Stated problem:
Give the data below again exactly as it stands. Omit the pictures.
· · · ·
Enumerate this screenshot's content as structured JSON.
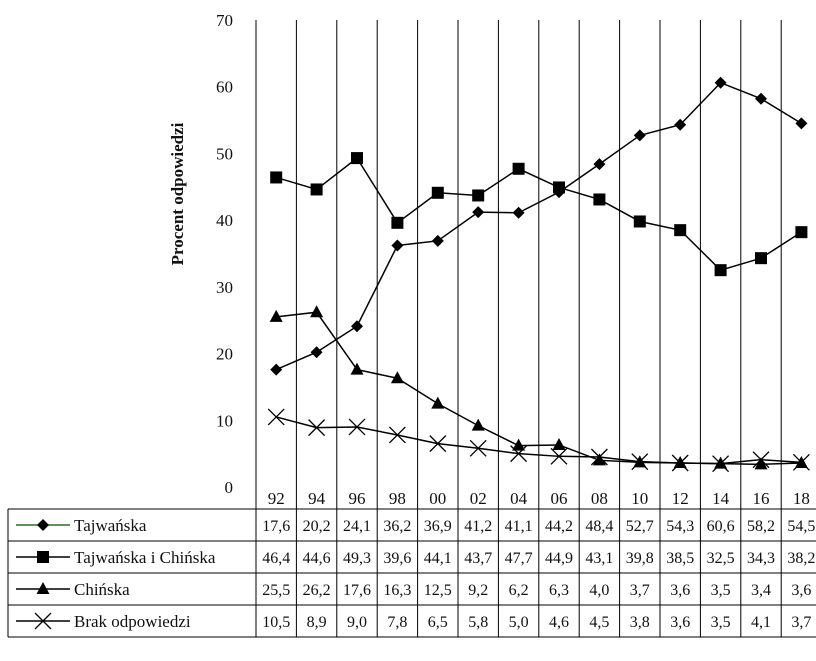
{
  "chart_data": {
    "type": "line",
    "ylabel": "Procent odpowiedzi",
    "xlabel": "",
    "title": "",
    "ylim": [
      0,
      70
    ],
    "yticks": [
      0,
      10,
      20,
      30,
      40,
      50,
      60,
      70
    ],
    "grid": "vertical lines only",
    "legend": "data table below chart",
    "categories": [
      "92",
      "94",
      "96",
      "98",
      "00",
      "02",
      "04",
      "06",
      "08",
      "10",
      "12",
      "14",
      "16",
      "18"
    ],
    "series": [
      {
        "name": "Tajwańska",
        "marker": "diamond",
        "color": "#000000",
        "legend_line_color": "#2e6b2e",
        "values": [
          17.6,
          20.2,
          24.1,
          36.2,
          36.9,
          41.2,
          41.1,
          44.2,
          48.4,
          52.7,
          54.3,
          60.6,
          58.2,
          54.5
        ],
        "labels": [
          "17,6",
          "20,2",
          "24,1",
          "36,2",
          "36,9",
          "41,2",
          "41,1",
          "44,2",
          "48,4",
          "52,7",
          "54,3",
          "60,6",
          "58,2",
          "54,5"
        ]
      },
      {
        "name": "Tajwańska i Chińska",
        "marker": "square",
        "color": "#000000",
        "legend_line_color": "#000000",
        "values": [
          46.4,
          44.6,
          49.3,
          39.6,
          44.1,
          43.7,
          47.7,
          44.9,
          43.1,
          39.8,
          38.5,
          32.5,
          34.3,
          38.2
        ],
        "labels": [
          "46,4",
          "44,6",
          "49,3",
          "39,6",
          "44,1",
          "43,7",
          "47,7",
          "44,9",
          "43,1",
          "39,8",
          "38,5",
          "32,5",
          "34,3",
          "38,2"
        ]
      },
      {
        "name": "Chińska",
        "marker": "triangle",
        "color": "#000000",
        "legend_line_color": "#000000",
        "values": [
          25.5,
          26.2,
          17.6,
          16.3,
          12.5,
          9.2,
          6.2,
          6.3,
          4.0,
          3.7,
          3.6,
          3.5,
          3.4,
          3.6
        ],
        "labels": [
          "25,5",
          "26,2",
          "17,6",
          "16,3",
          "12,5",
          "9,2",
          "6,2",
          "6,3",
          "4,0",
          "3,7",
          "3,6",
          "3,5",
          "3,4",
          "3,6"
        ]
      },
      {
        "name": "Brak odpowiedzi",
        "marker": "x",
        "color": "#000000",
        "legend_line_color": "#000000",
        "values": [
          10.5,
          8.9,
          9.0,
          7.8,
          6.5,
          5.8,
          5.0,
          4.6,
          4.5,
          3.8,
          3.6,
          3.5,
          4.1,
          3.7
        ],
        "labels": [
          "10,5",
          "8,9",
          "9,0",
          "7,8",
          "6,5",
          "5,8",
          "5,0",
          "4,6",
          "4,5",
          "3,8",
          "3,6",
          "3,5",
          "4,1",
          "3,7"
        ]
      }
    ]
  }
}
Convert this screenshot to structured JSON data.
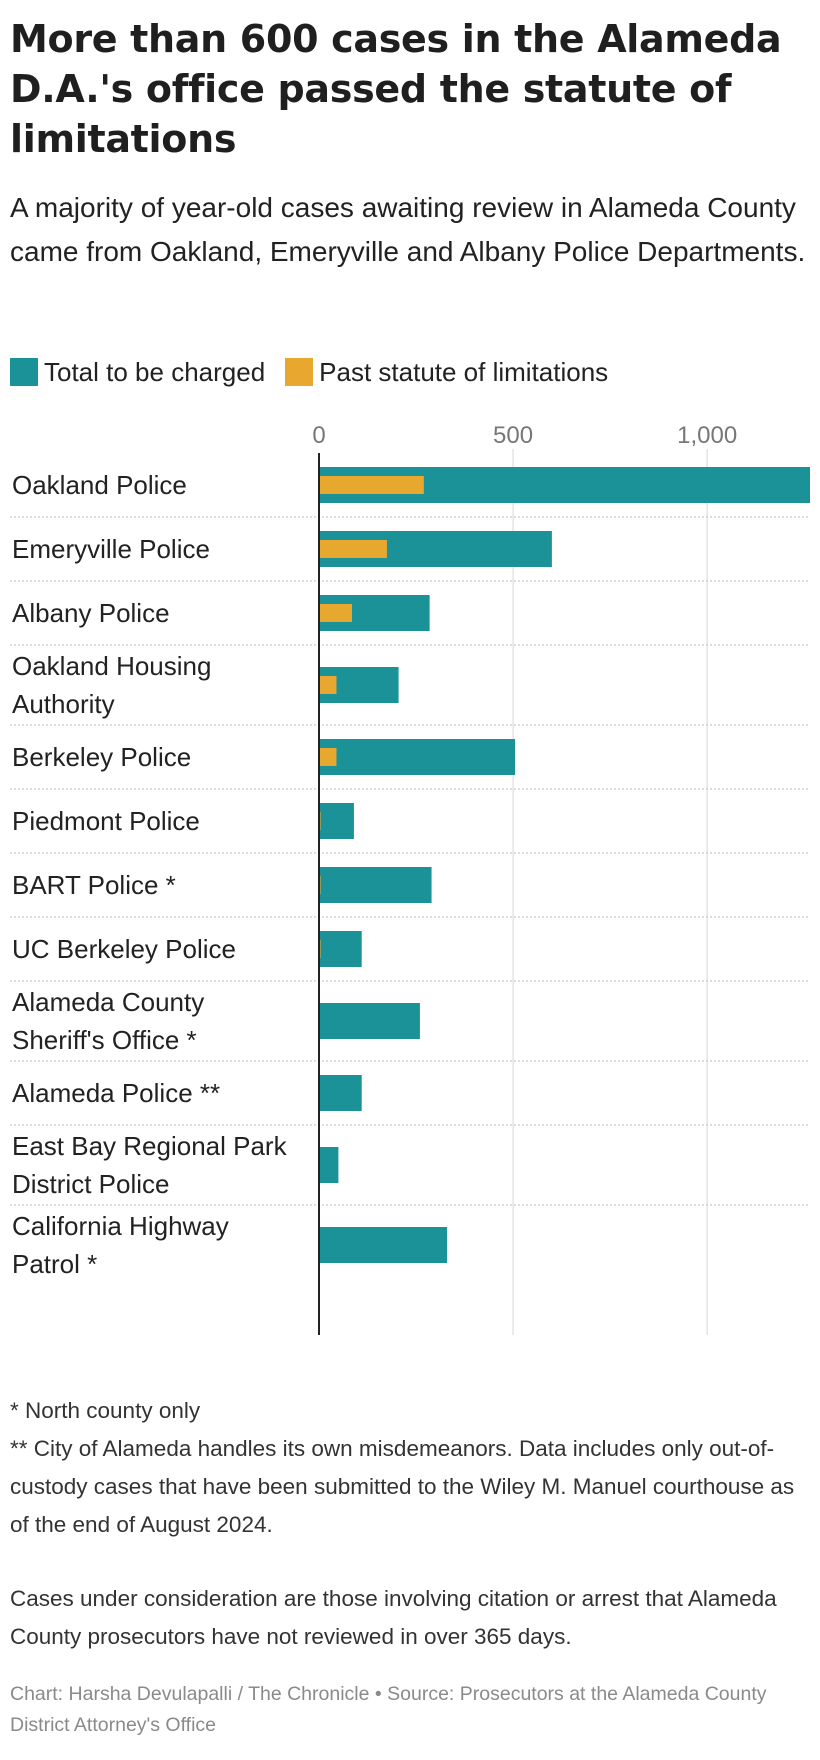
{
  "title": "More than 600 cases in the Alameda D.A.'s office passed the statute of limitations",
  "subtitle": "A majority of year-old cases awaiting review in Alameda County came from Oakland, Emeryville and Albany Police Departments.",
  "colors": {
    "total": "#1b9198",
    "past": "#e8a830",
    "grid": "#dddddd",
    "axis": "#222222",
    "divider": "#c8c8c8"
  },
  "chart_data": {
    "type": "bar",
    "orientation": "horizontal",
    "categories": [
      "Oakland Police",
      "Emeryville Police",
      "Albany Police",
      "Oakland Housing Authority",
      "Berkeley Police",
      "Piedmont Police",
      "BART Police *",
      "UC Berkeley Police",
      "Alameda County Sheriff's Office *",
      "Alameda Police **",
      "East Bay Regional Park District Police",
      "California Highway Patrol *"
    ],
    "category_lines": [
      [
        "Oakland Police"
      ],
      [
        "Emeryville Police"
      ],
      [
        "Albany Police"
      ],
      [
        "Oakland Housing",
        "Authority"
      ],
      [
        "Berkeley Police"
      ],
      [
        "Piedmont Police"
      ],
      [
        "BART Police *"
      ],
      [
        "UC Berkeley Police"
      ],
      [
        "Alameda County",
        "Sheriff's Office *"
      ],
      [
        "Alameda Police **"
      ],
      [
        "East Bay Regional Park",
        "District Police"
      ],
      [
        "California Highway",
        "Patrol *"
      ]
    ],
    "series": [
      {
        "name": "Total to be charged",
        "values": [
          1265,
          600,
          285,
          205,
          505,
          90,
          290,
          110,
          260,
          110,
          50,
          330
        ]
      },
      {
        "name": "Past statute of limitations",
        "values": [
          270,
          175,
          85,
          45,
          45,
          4,
          4,
          4,
          0,
          0,
          0,
          0
        ]
      }
    ],
    "xlim": [
      0,
      1265
    ],
    "xticks": [
      0,
      500,
      1000
    ],
    "xtick_labels": [
      "0",
      "500",
      "1,000"
    ],
    "legend": "top-left"
  },
  "notes": [
    "* North county only",
    "** City of Alameda handles its own misdemeanors. Data includes only out-of-custody cases that have been submitted to the Wiley M. Manuel courthouse as of the end of August 2024.",
    "Cases under consideration are those involving citation or arrest that Alameda County prosecutors have not reviewed in over 365 days."
  ],
  "credit": "Chart: Harsha Devulapalli / The Chronicle • Source: Prosecutors at the Alameda County District Attorney's Office"
}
· · · ·
Reply to the exercise:
Enumerate this screenshot's content as structured JSON.
{
  "chart_data": {
    "type": "line",
    "ylabel": "Procent odpowiedzi",
    "xlabel": "",
    "title": "",
    "ylim": [
      0,
      70
    ],
    "yticks": [
      0,
      10,
      20,
      30,
      40,
      50,
      60,
      70
    ],
    "grid": "vertical lines only",
    "legend": "data table below chart",
    "categories": [
      "92",
      "94",
      "96",
      "98",
      "00",
      "02",
      "04",
      "06",
      "08",
      "10",
      "12",
      "14",
      "16",
      "18"
    ],
    "series": [
      {
        "name": "Tajwańska",
        "marker": "diamond",
        "color": "#000000",
        "legend_line_color": "#2e6b2e",
        "values": [
          17.6,
          20.2,
          24.1,
          36.2,
          36.9,
          41.2,
          41.1,
          44.2,
          48.4,
          52.7,
          54.3,
          60.6,
          58.2,
          54.5
        ],
        "labels": [
          "17,6",
          "20,2",
          "24,1",
          "36,2",
          "36,9",
          "41,2",
          "41,1",
          "44,2",
          "48,4",
          "52,7",
          "54,3",
          "60,6",
          "58,2",
          "54,5"
        ]
      },
      {
        "name": "Tajwańska i Chińska",
        "marker": "square",
        "color": "#000000",
        "legend_line_color": "#000000",
        "values": [
          46.4,
          44.6,
          49.3,
          39.6,
          44.1,
          43.7,
          47.7,
          44.9,
          43.1,
          39.8,
          38.5,
          32.5,
          34.3,
          38.2
        ],
        "labels": [
          "46,4",
          "44,6",
          "49,3",
          "39,6",
          "44,1",
          "43,7",
          "47,7",
          "44,9",
          "43,1",
          "39,8",
          "38,5",
          "32,5",
          "34,3",
          "38,2"
        ]
      },
      {
        "name": "Chińska",
        "marker": "triangle",
        "color": "#000000",
        "legend_line_color": "#000000",
        "values": [
          25.5,
          26.2,
          17.6,
          16.3,
          12.5,
          9.2,
          6.2,
          6.3,
          4.0,
          3.7,
          3.6,
          3.5,
          3.4,
          3.6
        ],
        "labels": [
          "25,5",
          "26,2",
          "17,6",
          "16,3",
          "12,5",
          "9,2",
          "6,2",
          "6,3",
          "4,0",
          "3,7",
          "3,6",
          "3,5",
          "3,4",
          "3,6"
        ]
      },
      {
        "name": "Brak odpowiedzi",
        "marker": "x",
        "color": "#000000",
        "legend_line_color": "#000000",
        "values": [
          10.5,
          8.9,
          9.0,
          7.8,
          6.5,
          5.8,
          5.0,
          4.6,
          4.5,
          3.8,
          3.6,
          3.5,
          4.1,
          3.7
        ],
        "labels": [
          "10,5",
          "8,9",
          "9,0",
          "7,8",
          "6,5",
          "5,8",
          "5,0",
          "4,6",
          "4,5",
          "3,8",
          "3,6",
          "3,5",
          "4,1",
          "3,7"
        ]
      }
    ]
  }
}
Convert this screenshot to structured JSON data.
{
  "title": "More than 600 cases in the Alameda D.A.'s office passed the statute of limitations",
  "subtitle": "A majority of year-old cases awaiting review in Alameda County came from Oakland, Emeryville and Albany Police Departments.",
  "colors": {
    "total": "#1b9198",
    "past": "#e8a830",
    "grid": "#dddddd",
    "axis": "#222222",
    "divider": "#c8c8c8"
  },
  "chart_data": {
    "type": "bar",
    "orientation": "horizontal",
    "categories": [
      "Oakland Police",
      "Emeryville Police",
      "Albany Police",
      "Oakland Housing Authority",
      "Berkeley Police",
      "Piedmont Police",
      "BART Police *",
      "UC Berkeley Police",
      "Alameda County Sheriff's Office *",
      "Alameda Police **",
      "East Bay Regional Park District Police",
      "California Highway Patrol *"
    ],
    "category_lines": [
      [
        "Oakland Police"
      ],
      [
        "Emeryville Police"
      ],
      [
        "Albany Police"
      ],
      [
        "Oakland Housing",
        "Authority"
      ],
      [
        "Berkeley Police"
      ],
      [
        "Piedmont Police"
      ],
      [
        "BART Police *"
      ],
      [
        "UC Berkeley Police"
      ],
      [
        "Alameda County",
        "Sheriff's Office *"
      ],
      [
        "Alameda Police **"
      ],
      [
        "East Bay Regional Park",
        "District Police"
      ],
      [
        "California Highway",
        "Patrol *"
      ]
    ],
    "series": [
      {
        "name": "Total to be charged",
        "values": [
          1265,
          600,
          285,
          205,
          505,
          90,
          290,
          110,
          260,
          110,
          50,
          330
        ]
      },
      {
        "name": "Past statute of limitations",
        "values": [
          270,
          175,
          85,
          45,
          45,
          4,
          4,
          4,
          0,
          0,
          0,
          0
        ]
      }
    ],
    "xlim": [
      0,
      1265
    ],
    "xticks": [
      0,
      500,
      1000
    ],
    "xtick_labels": [
      "0",
      "500",
      "1,000"
    ],
    "legend": "top-left"
  },
  "notes": [
    "* North county only",
    "** City of Alameda handles its own misdemeanors. Data includes only out-of-custody cases that have been submitted to the Wiley M. Manuel courthouse as of the end of August 2024.",
    "Cases under consideration are those involving citation or arrest that Alameda County prosecutors have not reviewed in over 365 days."
  ],
  "credit": "Chart: Harsha Devulapalli / The Chronicle • Source: Prosecutors at the Alameda County District Attorney's Office"
}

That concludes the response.